— begin —
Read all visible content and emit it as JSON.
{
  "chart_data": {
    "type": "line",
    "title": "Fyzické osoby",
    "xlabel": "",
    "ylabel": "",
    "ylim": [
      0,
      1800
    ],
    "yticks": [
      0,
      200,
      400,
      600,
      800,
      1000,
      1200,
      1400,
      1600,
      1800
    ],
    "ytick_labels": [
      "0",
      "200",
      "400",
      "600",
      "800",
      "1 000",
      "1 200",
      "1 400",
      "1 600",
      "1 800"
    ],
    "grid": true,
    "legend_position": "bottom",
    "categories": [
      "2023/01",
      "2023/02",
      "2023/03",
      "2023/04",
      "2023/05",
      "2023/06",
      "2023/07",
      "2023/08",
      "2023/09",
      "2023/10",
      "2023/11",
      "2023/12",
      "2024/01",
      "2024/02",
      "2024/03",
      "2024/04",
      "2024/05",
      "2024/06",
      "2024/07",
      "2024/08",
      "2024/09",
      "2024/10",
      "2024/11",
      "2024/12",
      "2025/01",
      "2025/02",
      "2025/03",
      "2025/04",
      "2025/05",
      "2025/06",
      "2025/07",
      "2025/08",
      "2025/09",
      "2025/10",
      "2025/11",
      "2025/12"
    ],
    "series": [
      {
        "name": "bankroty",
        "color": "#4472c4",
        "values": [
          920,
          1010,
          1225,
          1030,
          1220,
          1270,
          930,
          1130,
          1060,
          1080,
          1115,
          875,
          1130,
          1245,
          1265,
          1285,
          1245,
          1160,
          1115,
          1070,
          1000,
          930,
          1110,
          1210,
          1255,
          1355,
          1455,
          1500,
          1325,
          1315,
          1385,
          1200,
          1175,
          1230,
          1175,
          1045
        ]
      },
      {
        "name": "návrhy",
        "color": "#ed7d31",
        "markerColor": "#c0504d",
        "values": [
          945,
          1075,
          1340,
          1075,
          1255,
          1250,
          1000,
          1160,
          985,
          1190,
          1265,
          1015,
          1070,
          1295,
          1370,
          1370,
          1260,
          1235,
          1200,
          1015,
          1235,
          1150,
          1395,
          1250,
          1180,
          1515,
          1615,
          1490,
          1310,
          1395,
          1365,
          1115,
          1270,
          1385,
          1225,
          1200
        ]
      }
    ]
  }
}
— end —
* SET TASK *
Write out the records above again, keeping each one identical to the original.

* TASK RESULT *
Read all visible content and emit it as JSON.
{
  "chart_data": {
    "type": "line",
    "title": "Fyzické osoby",
    "xlabel": "",
    "ylabel": "",
    "ylim": [
      0,
      1800
    ],
    "yticks": [
      0,
      200,
      400,
      600,
      800,
      1000,
      1200,
      1400,
      1600,
      1800
    ],
    "ytick_labels": [
      "0",
      "200",
      "400",
      "600",
      "800",
      "1 000",
      "1 200",
      "1 400",
      "1 600",
      "1 800"
    ],
    "grid": true,
    "legend_position": "bottom",
    "categories": [
      "2023/01",
      "2023/02",
      "2023/03",
      "2023/04",
      "2023/05",
      "2023/06",
      "2023/07",
      "2023/08",
      "2023/09",
      "2023/10",
      "2023/11",
      "2023/12",
      "2024/01",
      "2024/02",
      "2024/03",
      "2024/04",
      "2024/05",
      "2024/06",
      "2024/07",
      "2024/08",
      "2024/09",
      "2024/10",
      "2024/11",
      "2024/12",
      "2025/01",
      "2025/02",
      "2025/03",
      "2025/04",
      "2025/05",
      "2025/06",
      "2025/07",
      "2025/08",
      "2025/09",
      "2025/10",
      "2025/11",
      "2025/12"
    ],
    "series": [
      {
        "name": "bankroty",
        "color": "#4472c4",
        "values": [
          920,
          1010,
          1225,
          1030,
          1220,
          1270,
          930,
          1130,
          1060,
          1080,
          1115,
          875,
          1130,
          1245,
          1265,
          1285,
          1245,
          1160,
          1115,
          1070,
          1000,
          930,
          1110,
          1210,
          1255,
          1355,
          1455,
          1500,
          1325,
          1315,
          1385,
          1200,
          1175,
          1230,
          1175,
          1045
        ]
      },
      {
        "name": "návrhy",
        "color": "#ed7d31",
        "markerColor": "#c0504d",
        "values": [
          945,
          1075,
          1340,
          1075,
          1255,
          1250,
          1000,
          1160,
          985,
          1190,
          1265,
          1015,
          1070,
          1295,
          1370,
          1370,
          1260,
          1235,
          1200,
          1015,
          1235,
          1150,
          1395,
          1250,
          1180,
          1515,
          1615,
          1490,
          1310,
          1395,
          1365,
          1115,
          1270,
          1385,
          1225,
          1200
        ]
      }
    ]
  }
}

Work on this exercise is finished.